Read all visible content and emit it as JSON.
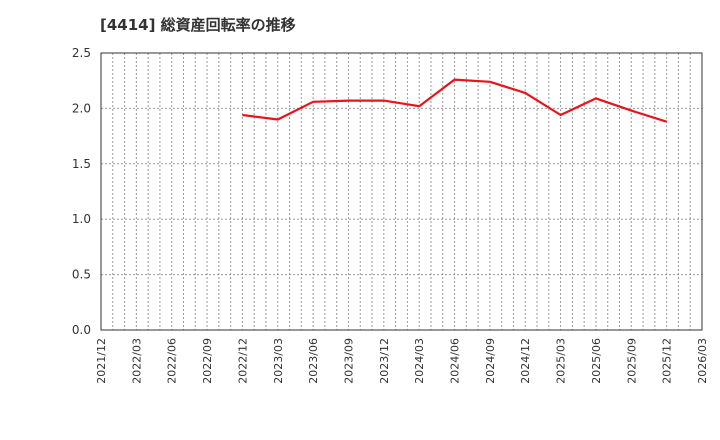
{
  "title": "[4414]  総資産回転率の推移",
  "chart_data": {
    "type": "line",
    "title": "[4414]  総資産回転率の推移",
    "xlabel": "",
    "ylabel": "",
    "ylim": [
      0,
      2.5
    ],
    "yticks": [
      "0.0",
      "0.5",
      "1.0",
      "1.5",
      "2.0",
      "2.5"
    ],
    "xticks": [
      "2021/12",
      "2022/03",
      "2022/06",
      "2022/09",
      "2022/12",
      "2023/03",
      "2023/06",
      "2023/09",
      "2023/12",
      "2024/03",
      "2024/06",
      "2024/09",
      "2024/12",
      "2025/03",
      "2025/06",
      "2025/09",
      "2025/12",
      "2026/03"
    ],
    "grid": true,
    "legend": null,
    "series": [
      {
        "name": "総資産回転率",
        "color": "#e8141c",
        "x": [
          "2022/12",
          "2023/03",
          "2023/06",
          "2023/09",
          "2023/12",
          "2024/03",
          "2024/06",
          "2024/09",
          "2024/12",
          "2025/03",
          "2025/06",
          "2025/09",
          "2025/12"
        ],
        "values": [
          1.94,
          1.9,
          2.06,
          2.07,
          2.07,
          2.02,
          2.26,
          2.24,
          2.14,
          1.94,
          2.09,
          1.98,
          1.88
        ]
      }
    ]
  }
}
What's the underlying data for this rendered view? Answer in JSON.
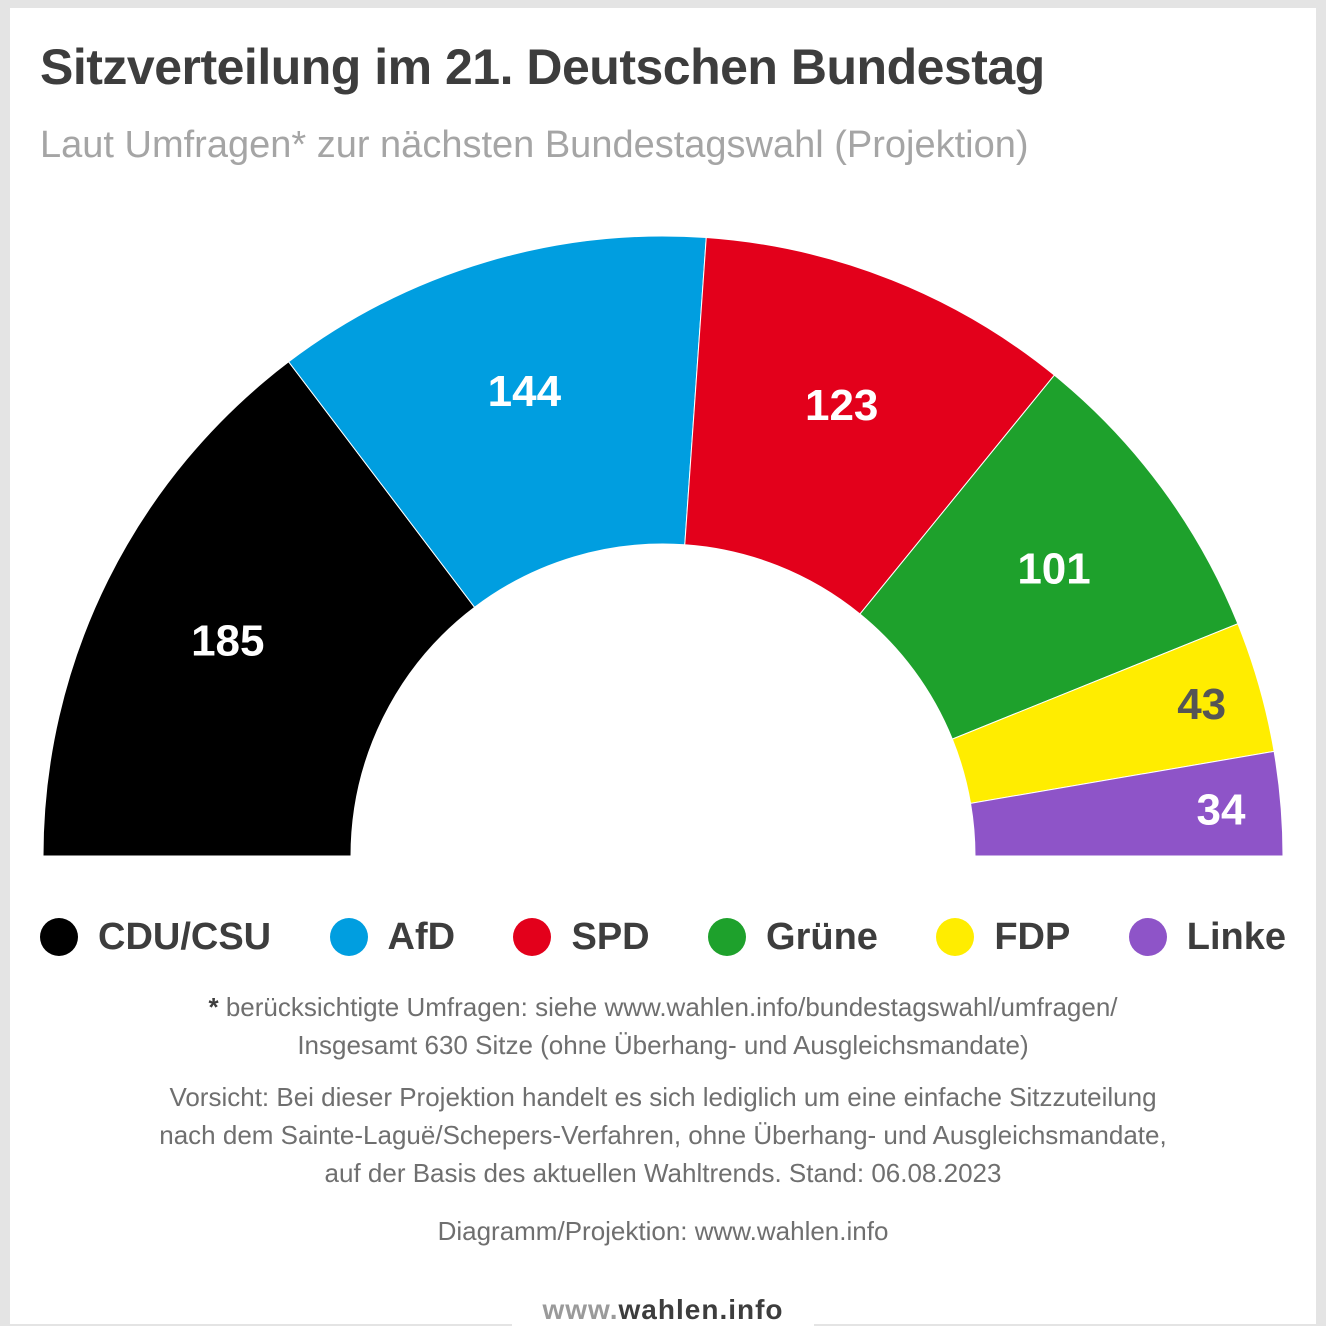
{
  "title": "Sitzverteilung im 21. Deutschen Bundestag",
  "subtitle": "Laut Umfragen* zur nächsten Bundestagswahl (Projektion)",
  "chart_data": {
    "type": "pie",
    "subtype": "hemicycle",
    "total": 630,
    "parties": [
      {
        "name": "CDU/CSU",
        "seats": 185,
        "color": "#000000",
        "label_color": "#ffffff"
      },
      {
        "name": "AfD",
        "seats": 144,
        "color": "#009ee0",
        "label_color": "#ffffff"
      },
      {
        "name": "SPD",
        "seats": 123,
        "color": "#e3001b",
        "label_color": "#ffffff"
      },
      {
        "name": "Grüne",
        "seats": 101,
        "color": "#1ea12c",
        "label_color": "#ffffff"
      },
      {
        "name": "FDP",
        "seats": 43,
        "color": "#ffed00",
        "label_color": "#555555"
      },
      {
        "name": "Linke",
        "seats": 34,
        "color": "#8e54c8",
        "label_color": "#ffffff"
      }
    ]
  },
  "notes": {
    "asterisk": "*",
    "line1": " berücksichtigte Umfragen: siehe www.wahlen.info/bundestagswahl/umfragen/",
    "line2": "Insgesamt 630 Sitze (ohne Überhang- und Ausgleichsmandate)",
    "line3": "Vorsicht: Bei dieser Projektion handelt es sich lediglich um eine einfache Sitzzuteilung",
    "line4": "nach dem Sainte-Laguë/Schepers-Verfahren, ohne Überhang- und Ausgleichsmandate,",
    "line5": "auf der Basis des aktuellen Wahltrends. Stand: 06.08.2023",
    "line6": "Diagramm/Projektion: www.wahlen.info"
  },
  "footer": {
    "prefix": "www.",
    "domain": "wahlen.info"
  }
}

EXERCISE DESCRIPTION:
Extract every line above containing the word "Ausgleichsmandate".

ANSWER:
    "line2": "Insgesamt 630 Sitze (ohne Überhang- und Ausgleichsmandate)",
    "line4": "nach dem Sainte-Laguë/Schepers-Verfahren, ohne Überhang- und Ausgleichsmandate,",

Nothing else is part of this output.